START TEXT TO READ
As South Africans, we’ve inherited a phenomenal wilderness heritage. However, the majority of citizens in our beautiful country will never experience this, or grow to understand its value and love its unique diversity. Barred from our remaining wild spaces by prohibitive entrance fees, long distances across a variable country and gaps in communication, it’s unlikely that the average South African will ever know the thrill that an encounter with a lion brings (aside from when it is raiding livestock or considered an unwanted intruder outside its reserve fencing) or feel that deep sense of reverence for a sunset over an untamed land.
If a visit to the Kruger National Park or the Kgalagadi is a far-off dream or luxury, even more unlikely is the idea that most South Africans will ever dip their bodies below that blue expanse to experience our last great wilderness, the ocean. By this I don’t mean a quick frolic in the waves on public holidays, when South Africans crowd the beaches along our coastline in search of revelry and the joyous feeling of salt spray on their faces. I mean rather that for those who cannot hold their breath long enough to meet the ocean’s otherworldly creatures and who will never inhale from a SCUBA tank to prolong an encounter with a nudibranch, our oceans remain an intangible realm and their inhabitants, incorporeal creatures of an alien world.
So how can we, as marine conservationists, ever hope to achieve support for impalpable concepts like “marine protected areas”, closed seasons, bag limits and permits?
END TEXT TO READ
- **WRITTEN REQUEST 1**
Translate this sentence from the essay on South Africans and their wilderness heritage into French: "As South Africans, we’ve inherited a phenomenal wilderness heritage."
- **WRITTEN REQUEST 2**
Carry on the essay on South Africans and their wilderness heritage, picking up after its final sentence.
START INFORMATION PROVIDED
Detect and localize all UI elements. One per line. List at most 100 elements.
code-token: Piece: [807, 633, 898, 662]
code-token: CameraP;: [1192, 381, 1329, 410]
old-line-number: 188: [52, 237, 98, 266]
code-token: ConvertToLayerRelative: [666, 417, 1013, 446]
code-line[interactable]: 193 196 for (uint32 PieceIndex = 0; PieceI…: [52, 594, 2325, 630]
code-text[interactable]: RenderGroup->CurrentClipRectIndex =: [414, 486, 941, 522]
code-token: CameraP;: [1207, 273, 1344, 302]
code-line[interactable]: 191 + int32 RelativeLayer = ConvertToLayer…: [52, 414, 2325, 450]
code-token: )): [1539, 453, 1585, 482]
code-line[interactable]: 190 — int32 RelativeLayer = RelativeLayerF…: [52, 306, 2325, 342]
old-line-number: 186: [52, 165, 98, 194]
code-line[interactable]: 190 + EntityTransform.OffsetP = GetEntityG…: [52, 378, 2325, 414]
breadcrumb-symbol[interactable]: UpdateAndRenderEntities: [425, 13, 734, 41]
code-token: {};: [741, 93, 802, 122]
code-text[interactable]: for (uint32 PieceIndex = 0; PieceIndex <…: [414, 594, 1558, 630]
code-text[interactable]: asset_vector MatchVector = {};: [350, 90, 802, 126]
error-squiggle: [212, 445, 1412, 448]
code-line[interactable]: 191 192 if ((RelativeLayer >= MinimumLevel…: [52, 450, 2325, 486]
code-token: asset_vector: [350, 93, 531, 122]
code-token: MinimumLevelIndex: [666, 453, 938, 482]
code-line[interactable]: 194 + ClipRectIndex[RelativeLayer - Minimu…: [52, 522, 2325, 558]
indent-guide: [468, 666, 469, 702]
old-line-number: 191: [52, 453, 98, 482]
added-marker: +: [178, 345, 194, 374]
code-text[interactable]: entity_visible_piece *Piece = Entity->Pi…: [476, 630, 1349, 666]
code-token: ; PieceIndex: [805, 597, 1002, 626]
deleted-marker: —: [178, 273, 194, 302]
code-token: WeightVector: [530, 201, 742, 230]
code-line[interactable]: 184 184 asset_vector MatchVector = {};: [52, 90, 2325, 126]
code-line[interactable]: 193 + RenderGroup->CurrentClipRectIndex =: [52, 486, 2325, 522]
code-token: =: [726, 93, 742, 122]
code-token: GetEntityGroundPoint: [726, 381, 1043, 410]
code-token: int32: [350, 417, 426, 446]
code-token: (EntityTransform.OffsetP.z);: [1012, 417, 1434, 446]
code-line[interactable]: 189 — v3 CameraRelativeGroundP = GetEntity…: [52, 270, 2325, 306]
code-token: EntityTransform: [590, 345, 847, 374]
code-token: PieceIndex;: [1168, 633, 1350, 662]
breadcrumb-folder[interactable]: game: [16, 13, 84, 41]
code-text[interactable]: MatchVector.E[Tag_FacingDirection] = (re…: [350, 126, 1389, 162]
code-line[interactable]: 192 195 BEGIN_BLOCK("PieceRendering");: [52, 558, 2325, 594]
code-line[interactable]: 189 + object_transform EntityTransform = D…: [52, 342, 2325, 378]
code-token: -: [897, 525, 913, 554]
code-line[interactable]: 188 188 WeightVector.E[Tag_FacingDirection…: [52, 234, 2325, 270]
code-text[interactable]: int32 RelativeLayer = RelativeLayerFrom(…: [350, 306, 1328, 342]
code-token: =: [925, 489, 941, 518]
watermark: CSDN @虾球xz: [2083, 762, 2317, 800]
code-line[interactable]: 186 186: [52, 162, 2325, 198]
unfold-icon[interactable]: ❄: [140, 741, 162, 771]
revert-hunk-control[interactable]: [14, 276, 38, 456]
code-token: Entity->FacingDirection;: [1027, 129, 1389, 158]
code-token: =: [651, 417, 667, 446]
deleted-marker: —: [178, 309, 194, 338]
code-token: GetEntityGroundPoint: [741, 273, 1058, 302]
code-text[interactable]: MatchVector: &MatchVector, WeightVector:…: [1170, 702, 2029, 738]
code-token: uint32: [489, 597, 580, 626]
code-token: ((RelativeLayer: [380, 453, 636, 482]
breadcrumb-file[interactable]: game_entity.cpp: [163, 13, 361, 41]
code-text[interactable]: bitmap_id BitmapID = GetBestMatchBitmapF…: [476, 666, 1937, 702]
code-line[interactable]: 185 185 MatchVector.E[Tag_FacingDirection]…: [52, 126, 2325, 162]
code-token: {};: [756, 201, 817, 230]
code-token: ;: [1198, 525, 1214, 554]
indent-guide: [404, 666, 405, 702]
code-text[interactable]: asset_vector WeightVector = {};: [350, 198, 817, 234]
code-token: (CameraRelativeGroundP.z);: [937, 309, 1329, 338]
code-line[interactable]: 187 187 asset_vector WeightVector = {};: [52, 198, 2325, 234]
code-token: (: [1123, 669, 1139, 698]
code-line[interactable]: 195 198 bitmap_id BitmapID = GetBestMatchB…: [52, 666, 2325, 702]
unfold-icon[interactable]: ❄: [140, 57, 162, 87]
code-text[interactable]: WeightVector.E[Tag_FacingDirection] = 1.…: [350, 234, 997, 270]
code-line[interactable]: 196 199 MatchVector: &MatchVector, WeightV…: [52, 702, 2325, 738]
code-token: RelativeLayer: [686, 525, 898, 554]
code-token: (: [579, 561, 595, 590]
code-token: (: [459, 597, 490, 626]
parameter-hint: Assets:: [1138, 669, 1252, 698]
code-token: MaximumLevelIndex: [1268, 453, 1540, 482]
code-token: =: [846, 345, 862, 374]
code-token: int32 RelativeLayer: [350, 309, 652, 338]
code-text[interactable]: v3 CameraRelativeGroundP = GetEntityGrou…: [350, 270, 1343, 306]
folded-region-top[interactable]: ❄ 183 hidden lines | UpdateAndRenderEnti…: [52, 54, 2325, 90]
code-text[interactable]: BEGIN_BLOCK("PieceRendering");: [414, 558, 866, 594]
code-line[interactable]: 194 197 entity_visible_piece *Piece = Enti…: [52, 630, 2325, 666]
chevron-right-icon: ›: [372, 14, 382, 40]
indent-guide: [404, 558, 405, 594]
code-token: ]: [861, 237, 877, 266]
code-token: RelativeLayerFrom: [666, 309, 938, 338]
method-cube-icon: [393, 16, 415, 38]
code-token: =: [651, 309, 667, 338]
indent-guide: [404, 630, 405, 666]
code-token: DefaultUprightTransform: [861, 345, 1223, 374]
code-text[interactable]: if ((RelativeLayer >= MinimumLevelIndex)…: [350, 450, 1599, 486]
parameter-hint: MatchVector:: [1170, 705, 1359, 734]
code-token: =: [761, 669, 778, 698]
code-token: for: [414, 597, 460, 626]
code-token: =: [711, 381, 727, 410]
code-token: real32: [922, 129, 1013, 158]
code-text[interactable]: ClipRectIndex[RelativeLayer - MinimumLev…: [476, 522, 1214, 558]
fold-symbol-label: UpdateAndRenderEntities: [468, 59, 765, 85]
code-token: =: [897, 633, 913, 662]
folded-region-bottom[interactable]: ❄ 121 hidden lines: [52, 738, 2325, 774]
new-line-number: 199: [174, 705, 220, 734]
END INFORMATION PROVIDED
- **RIGHT ANSWER 1**
En tant que Sud-Africains, nous avons hérité d’un patrimoine naturel sauvage phénoménal.

- **RIGHT ANSWER 2**
My thinking has, of late, been directed around how it is that we achieve conservation messaging. You see, the False Bay BRUV project has opened up, aside from its scientific pertinence and management implications, a role for scientific videos in education and marine awareness that I’d previously had trouble convincing people would necessarily work! The charm of False Bay’s fishy locals has endeared a wider audience than I thought possible to the bay and its diverse marine inhabitants.
Musing on the idea of where exactly BRUVs slot into the realm of awareness, I’ve considered certain ideas. Firstly, BRUVs, rather than showing what is missing from or wrong with an ecosystem, tend to make tangible what is left in an area. Of course, we use the data from BRUVs to extrapolate what species we have not picked up (whether that be the result of the technique itself, or the conservation status of the species in question) but from a public awareness point of view, the videos communicate interesting species and behaviours in the wild that people might not otherwise see for themselves.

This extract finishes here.